▶ WRITTEN TASK: Can you transcribe every record below exactly as it appears?

▶ MATERIAL FOR THIS TASK:
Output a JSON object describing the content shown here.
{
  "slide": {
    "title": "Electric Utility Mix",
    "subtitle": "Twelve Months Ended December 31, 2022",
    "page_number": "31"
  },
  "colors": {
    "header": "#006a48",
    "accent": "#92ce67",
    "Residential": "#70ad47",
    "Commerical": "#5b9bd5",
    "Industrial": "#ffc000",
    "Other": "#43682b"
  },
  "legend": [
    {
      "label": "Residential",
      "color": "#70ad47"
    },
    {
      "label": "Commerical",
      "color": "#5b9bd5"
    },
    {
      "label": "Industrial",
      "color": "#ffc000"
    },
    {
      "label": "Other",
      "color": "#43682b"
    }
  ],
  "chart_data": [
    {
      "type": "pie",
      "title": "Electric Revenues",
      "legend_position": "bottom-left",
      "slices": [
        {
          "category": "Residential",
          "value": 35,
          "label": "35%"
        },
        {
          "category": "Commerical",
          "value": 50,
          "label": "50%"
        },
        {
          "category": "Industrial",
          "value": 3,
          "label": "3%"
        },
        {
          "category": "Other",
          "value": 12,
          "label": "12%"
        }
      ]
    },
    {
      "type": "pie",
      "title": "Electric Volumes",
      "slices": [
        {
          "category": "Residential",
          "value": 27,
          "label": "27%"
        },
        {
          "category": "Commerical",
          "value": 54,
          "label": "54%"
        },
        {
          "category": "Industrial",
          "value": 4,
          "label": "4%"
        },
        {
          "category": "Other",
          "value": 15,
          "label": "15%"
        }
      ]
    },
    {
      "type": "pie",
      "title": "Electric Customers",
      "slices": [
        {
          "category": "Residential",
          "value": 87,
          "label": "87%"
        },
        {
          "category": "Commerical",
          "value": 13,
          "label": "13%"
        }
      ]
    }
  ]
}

▶ RESULT OF THIS TASK:
Output a JSON object describing the content shown here.
{
  "slide": {
    "title": "Electric Utility Mix",
    "subtitle": "Twelve Months Ended December 31, 2022",
    "page_number": "31"
  },
  "colors": {
    "header": "#006a48",
    "accent": "#92ce67",
    "Residential": "#70ad47",
    "Commerical": "#5b9bd5",
    "Industrial": "#ffc000",
    "Other": "#43682b"
  },
  "legend": [
    {
      "label": "Residential",
      "color": "#70ad47"
    },
    {
      "label": "Commerical",
      "color": "#5b9bd5"
    },
    {
      "label": "Industrial",
      "color": "#ffc000"
    },
    {
      "label": "Other",
      "color": "#43682b"
    }
  ],
  "chart_data": [
    {
      "type": "pie",
      "title": "Electric Revenues",
      "legend_position": "bottom-left",
      "slices": [
        {
          "category": "Residential",
          "value": 35,
          "label": "35%"
        },
        {
          "category": "Commerical",
          "value": 50,
          "label": "50%"
        },
        {
          "category": "Industrial",
          "value": 3,
          "label": "3%"
        },
        {
          "category": "Other",
          "value": 12,
          "label": "12%"
        }
      ]
    },
    {
      "type": "pie",
      "title": "Electric Volumes",
      "slices": [
        {
          "category": "Residential",
          "value": 27,
          "label": "27%"
        },
        {
          "category": "Commerical",
          "value": 54,
          "label": "54%"
        },
        {
          "category": "Industrial",
          "value": 4,
          "label": "4%"
        },
        {
          "category": "Other",
          "value": 15,
          "label": "15%"
        }
      ]
    },
    {
      "type": "pie",
      "title": "Electric Customers",
      "slices": [
        {
          "category": "Residential",
          "value": 87,
          "label": "87%"
        },
        {
          "category": "Commerical",
          "value": 13,
          "label": "13%"
        }
      ]
    }
  ]
}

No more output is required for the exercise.